• _Reading passage_:
Word of Superman and his ethnic undertones did not escape the enemy’s notice in real life. Josef Goebbels, the Nazi minister of propaganda, denounced Superman as a Jew. In April 1940, Das Schwarze Korps, the weekly newspaper of the Nazi S.S., attacked the comic and its Jewish writers:
Jerry Siegel, an intellectually and physically circumcised chap who has his headquarters in New York. . . The inventive Israelite named this pleasant guy with an overdeveloped body and underdeveloped mind “Superman..
Here were Nazis wringing their hands over a cartoon character cooked up by a couple of boys across the sea. Yet this ideologically driven rant actually touched on something vital–the importance of Shuster and Siegel’s Jewish heritage.
Superman #1 begins with a brief synopsis of the hero’s escape from Krypton, which draws heavily on Jewish sources. Superman’s journey closely reflects the story of Moses. Like the people of Krypton who faced total annihilation, the Israelites of biblical Egypt faced the murder of their male offspring. To ensure her son’s survival, Jochebed places Moses in a reed basket and sets him afloat on the Nile. Her desperate decision is clearly echoed by Superman’s father, Jor-El, who launches the little rocket ship containing his son into outer space.
Moses and Superman are eventually discovered and raised in foreign cultures. Baby Moses is found by Batya, the daughter of Pharaoh, and raised in the royal palace. Superman is found by Jonathan and Martha Kent in a Midwestern cornfield and given the name Clark. From the onset, both Batya and the Kents realize that these foundling boys are extraordinary. Superman leads a double life as the stuttering, spectacle-wearing reporter whose true identity no one suspects. In the same way, for his own safety, Moses kept his Israelite roots hidden for a time.
Superman’s original name on Krypton also reveals biblical underpinnings. Superman is named Kal-El and his father Jor-El. The suffix “El” is one of the ancient names for God, used throughout the Bible. It is also found in the names of great prophets like Samuel and Daniel and angels such as Michael and Gabriel. We may never know whether Siegel and Shuster were aware of these precise Hebrew translations; nevertheless, the name could not be more apt.
While the invincible Superman may have stood the test of time, the lives of his creators were not as triumphant. From the beginning, Siegel and Shuster were so busy they had to hire assistants, but while DC Comics was making millions, Superman’s creators weren’t sharing the wealth. The two men were paid a salary, but their initial payment back in 1938 had included all rights. They had sold their percentage of a goldmine for $130 and were eventually fired from their own creation.
Lawsuits followed. None were successful. Siegel and Shuster tried and failed to create new characters. Their names were familiar only to comic book aficionados. Then, rumors began to circulate in the early 1970s that a big budget Superman movie was in the works. DC Comics received $3 million for the rights to film Superman. Once again, Siegel and Shuster were left out of the equation.
This time, the two men tried a new approach. They bypassed their lawyers and went straight to the media. Newspapers across the world picked up the story of Siegel and Shuster, the poor boys who’d created an American icon, made DC Comics rich — and were now penniless and forgotten. That Shuster was now going blind added to the story’s poignancy.
Legally, DC Comics owed Siegel and Shuster nothing, but bad publicity was costing the company dearly. A financial settlement was reached, and the names “Siegel and Shuster” appeared in Superman comics once more. In 2006, Superman returned to the big screen, and not a moment too soon–in today’s world, we need a hero more than ever.

(Some records)
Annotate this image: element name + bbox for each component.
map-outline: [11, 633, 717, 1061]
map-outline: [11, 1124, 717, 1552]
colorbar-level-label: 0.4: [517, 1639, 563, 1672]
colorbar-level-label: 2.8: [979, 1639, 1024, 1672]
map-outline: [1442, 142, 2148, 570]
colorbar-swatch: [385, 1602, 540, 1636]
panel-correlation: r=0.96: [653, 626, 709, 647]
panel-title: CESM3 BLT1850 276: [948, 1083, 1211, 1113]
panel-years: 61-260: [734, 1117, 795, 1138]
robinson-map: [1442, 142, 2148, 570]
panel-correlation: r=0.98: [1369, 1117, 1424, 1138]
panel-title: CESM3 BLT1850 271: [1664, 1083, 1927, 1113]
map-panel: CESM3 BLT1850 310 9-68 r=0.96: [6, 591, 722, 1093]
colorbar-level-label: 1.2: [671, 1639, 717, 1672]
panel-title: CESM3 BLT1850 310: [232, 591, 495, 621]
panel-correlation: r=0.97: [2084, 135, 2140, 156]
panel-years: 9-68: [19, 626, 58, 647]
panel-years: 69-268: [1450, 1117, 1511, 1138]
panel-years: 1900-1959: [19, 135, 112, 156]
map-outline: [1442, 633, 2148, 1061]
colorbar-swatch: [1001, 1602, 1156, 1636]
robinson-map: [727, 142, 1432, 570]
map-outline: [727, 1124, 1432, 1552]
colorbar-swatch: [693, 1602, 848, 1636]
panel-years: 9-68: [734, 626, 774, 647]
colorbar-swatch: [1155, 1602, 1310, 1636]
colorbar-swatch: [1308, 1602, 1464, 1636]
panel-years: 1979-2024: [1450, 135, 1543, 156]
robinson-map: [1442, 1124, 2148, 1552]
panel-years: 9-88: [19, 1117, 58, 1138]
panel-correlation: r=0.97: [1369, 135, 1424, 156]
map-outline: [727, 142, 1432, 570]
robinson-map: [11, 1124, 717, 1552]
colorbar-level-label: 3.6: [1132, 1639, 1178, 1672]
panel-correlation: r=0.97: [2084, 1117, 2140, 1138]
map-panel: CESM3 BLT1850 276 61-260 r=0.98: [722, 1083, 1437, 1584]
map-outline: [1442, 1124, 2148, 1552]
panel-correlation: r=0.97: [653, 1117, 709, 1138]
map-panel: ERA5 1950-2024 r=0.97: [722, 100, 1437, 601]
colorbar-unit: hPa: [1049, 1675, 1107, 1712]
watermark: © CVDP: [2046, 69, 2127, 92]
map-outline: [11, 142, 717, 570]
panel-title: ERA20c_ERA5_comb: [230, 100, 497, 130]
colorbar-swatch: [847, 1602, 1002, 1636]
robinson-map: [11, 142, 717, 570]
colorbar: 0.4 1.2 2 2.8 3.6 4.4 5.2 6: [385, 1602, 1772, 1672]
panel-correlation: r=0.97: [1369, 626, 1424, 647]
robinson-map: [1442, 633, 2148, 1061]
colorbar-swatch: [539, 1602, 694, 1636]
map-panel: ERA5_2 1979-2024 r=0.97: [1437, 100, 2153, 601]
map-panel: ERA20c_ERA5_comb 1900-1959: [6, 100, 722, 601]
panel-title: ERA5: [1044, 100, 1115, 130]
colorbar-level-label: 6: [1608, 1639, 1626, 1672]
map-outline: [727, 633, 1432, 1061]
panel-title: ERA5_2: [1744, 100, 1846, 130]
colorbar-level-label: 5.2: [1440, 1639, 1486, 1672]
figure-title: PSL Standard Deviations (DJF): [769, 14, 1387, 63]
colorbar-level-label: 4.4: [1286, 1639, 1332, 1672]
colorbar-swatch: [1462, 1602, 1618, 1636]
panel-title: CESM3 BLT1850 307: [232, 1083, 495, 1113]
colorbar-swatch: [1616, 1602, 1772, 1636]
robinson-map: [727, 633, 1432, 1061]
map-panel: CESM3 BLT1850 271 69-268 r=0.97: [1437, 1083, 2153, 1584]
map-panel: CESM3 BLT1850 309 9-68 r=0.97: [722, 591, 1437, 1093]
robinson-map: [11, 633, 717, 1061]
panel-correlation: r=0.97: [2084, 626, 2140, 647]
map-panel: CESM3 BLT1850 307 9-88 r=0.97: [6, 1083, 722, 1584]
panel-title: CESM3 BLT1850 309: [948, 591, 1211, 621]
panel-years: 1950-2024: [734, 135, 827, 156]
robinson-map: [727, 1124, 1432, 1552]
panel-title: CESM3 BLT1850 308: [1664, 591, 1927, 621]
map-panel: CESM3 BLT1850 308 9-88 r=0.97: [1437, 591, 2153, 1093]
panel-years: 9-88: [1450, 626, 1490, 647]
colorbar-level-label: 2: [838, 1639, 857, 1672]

• _Your tasks_:
• a. According to the Superman text, for how much money did Siegel and Shuster sell their percentage of the character?
• b. How many lines of the records contain the string "label"? Case counts. Give only the number.

• _Outputs_:
• a. $130

• b. 8